| Required work |
Find and copy each line of the records where the string "Incorrect" shows up.

───── Material to process ─────

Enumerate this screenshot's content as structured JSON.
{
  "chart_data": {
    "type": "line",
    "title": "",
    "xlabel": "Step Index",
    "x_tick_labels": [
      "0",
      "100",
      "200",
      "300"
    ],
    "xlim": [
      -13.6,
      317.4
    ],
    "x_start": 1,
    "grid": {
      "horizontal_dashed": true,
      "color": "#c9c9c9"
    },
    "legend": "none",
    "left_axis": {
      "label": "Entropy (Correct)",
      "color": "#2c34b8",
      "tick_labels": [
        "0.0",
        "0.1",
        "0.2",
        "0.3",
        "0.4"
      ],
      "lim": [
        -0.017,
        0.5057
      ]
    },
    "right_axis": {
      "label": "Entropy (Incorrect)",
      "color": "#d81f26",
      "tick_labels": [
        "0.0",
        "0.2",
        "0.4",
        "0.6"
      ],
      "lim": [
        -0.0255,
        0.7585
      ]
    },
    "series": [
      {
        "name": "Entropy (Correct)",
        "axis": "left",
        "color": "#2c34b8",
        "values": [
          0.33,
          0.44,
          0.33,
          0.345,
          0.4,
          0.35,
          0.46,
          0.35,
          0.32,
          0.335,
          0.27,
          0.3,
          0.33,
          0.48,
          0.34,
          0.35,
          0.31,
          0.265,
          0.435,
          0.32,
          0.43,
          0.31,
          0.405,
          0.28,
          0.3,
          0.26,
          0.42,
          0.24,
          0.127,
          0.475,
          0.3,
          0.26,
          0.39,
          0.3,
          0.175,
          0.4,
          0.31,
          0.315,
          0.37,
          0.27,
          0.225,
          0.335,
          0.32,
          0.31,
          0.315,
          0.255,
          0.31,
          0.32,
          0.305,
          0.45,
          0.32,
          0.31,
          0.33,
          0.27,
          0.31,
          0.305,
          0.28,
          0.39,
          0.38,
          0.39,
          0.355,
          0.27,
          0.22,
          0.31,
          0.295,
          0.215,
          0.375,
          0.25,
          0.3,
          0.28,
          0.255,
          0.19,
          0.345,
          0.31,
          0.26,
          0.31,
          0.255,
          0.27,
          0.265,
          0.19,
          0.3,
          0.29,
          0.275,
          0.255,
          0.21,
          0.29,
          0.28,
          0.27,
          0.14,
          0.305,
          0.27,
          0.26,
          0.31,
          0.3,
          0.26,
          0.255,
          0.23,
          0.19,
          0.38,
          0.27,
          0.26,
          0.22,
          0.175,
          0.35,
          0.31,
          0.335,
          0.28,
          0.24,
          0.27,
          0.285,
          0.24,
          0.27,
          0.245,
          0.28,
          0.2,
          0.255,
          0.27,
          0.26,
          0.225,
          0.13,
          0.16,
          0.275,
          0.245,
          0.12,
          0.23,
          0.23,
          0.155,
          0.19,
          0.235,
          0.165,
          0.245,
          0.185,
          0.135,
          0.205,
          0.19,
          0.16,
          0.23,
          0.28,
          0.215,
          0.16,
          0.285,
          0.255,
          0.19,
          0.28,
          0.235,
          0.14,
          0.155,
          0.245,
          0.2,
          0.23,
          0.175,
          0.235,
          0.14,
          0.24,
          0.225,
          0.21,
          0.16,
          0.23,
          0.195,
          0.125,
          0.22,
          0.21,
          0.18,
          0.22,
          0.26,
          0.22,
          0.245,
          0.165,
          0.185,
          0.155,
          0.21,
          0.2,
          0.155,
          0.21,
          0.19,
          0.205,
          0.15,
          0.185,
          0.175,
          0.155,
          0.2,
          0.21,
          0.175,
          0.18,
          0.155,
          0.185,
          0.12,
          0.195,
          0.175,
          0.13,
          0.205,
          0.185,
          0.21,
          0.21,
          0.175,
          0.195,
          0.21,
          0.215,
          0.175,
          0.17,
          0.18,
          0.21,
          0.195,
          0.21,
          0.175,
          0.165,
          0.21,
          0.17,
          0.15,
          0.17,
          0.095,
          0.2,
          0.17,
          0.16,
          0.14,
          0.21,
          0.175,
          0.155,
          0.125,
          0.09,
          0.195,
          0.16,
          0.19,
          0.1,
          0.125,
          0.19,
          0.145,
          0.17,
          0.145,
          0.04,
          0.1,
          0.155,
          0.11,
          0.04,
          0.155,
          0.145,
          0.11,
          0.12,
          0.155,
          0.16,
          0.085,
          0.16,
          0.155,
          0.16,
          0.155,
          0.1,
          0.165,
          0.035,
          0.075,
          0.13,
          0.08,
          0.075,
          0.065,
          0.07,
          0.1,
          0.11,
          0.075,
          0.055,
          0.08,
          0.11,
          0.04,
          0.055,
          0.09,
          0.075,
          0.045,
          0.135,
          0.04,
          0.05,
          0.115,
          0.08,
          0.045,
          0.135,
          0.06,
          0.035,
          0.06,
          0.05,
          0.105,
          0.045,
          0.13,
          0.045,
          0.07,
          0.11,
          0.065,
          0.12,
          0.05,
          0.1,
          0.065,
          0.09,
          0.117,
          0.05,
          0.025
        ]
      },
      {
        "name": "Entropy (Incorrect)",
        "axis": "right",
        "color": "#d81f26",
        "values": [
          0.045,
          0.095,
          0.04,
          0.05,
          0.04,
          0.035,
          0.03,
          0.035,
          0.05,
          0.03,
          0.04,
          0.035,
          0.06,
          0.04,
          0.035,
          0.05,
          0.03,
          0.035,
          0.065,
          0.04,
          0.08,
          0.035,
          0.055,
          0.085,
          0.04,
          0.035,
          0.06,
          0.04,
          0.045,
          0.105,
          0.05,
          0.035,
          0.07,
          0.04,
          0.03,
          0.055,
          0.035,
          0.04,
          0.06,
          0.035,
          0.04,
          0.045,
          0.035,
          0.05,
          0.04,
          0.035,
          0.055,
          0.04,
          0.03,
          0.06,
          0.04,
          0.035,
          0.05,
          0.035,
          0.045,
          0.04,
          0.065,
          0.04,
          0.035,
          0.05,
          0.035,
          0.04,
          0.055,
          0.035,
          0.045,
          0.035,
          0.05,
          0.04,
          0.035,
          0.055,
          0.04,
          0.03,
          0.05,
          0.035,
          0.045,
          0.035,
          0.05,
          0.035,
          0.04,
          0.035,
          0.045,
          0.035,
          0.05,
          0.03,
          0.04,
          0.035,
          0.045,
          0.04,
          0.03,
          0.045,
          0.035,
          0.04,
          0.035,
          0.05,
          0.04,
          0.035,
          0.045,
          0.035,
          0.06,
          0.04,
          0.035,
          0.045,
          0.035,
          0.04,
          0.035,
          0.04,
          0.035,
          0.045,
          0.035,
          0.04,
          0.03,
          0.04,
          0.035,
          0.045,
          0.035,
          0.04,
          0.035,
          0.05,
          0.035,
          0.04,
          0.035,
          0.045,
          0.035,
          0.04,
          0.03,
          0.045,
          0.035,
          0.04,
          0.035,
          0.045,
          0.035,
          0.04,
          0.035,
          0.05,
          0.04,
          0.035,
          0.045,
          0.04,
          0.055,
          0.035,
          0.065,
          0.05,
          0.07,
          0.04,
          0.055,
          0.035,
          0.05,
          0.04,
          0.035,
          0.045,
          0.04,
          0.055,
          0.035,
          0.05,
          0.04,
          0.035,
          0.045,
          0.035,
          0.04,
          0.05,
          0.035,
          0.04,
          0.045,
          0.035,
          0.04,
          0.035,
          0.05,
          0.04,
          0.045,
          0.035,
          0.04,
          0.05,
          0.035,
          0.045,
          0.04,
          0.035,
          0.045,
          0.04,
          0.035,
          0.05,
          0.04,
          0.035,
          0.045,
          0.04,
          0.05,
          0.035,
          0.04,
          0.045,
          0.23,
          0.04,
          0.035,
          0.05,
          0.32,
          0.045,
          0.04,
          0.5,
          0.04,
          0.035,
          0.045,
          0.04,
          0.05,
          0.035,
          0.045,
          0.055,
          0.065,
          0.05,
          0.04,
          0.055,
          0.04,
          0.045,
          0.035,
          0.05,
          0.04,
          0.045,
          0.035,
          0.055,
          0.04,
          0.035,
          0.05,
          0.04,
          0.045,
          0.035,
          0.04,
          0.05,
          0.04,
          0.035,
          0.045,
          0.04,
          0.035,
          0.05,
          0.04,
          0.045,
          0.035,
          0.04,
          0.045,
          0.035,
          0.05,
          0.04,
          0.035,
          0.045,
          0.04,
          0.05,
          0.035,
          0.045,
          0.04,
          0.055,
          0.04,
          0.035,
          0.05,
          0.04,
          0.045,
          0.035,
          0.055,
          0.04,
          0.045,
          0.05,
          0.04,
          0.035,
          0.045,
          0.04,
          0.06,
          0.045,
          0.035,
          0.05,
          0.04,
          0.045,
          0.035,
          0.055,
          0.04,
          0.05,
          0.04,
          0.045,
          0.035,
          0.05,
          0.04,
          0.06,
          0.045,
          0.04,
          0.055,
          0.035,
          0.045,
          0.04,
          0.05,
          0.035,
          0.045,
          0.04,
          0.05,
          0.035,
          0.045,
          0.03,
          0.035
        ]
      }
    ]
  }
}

─────

| Solution to this exercise |
      "label": "Entropy (Incorrect)",
        "name": "Entropy (Incorrect)",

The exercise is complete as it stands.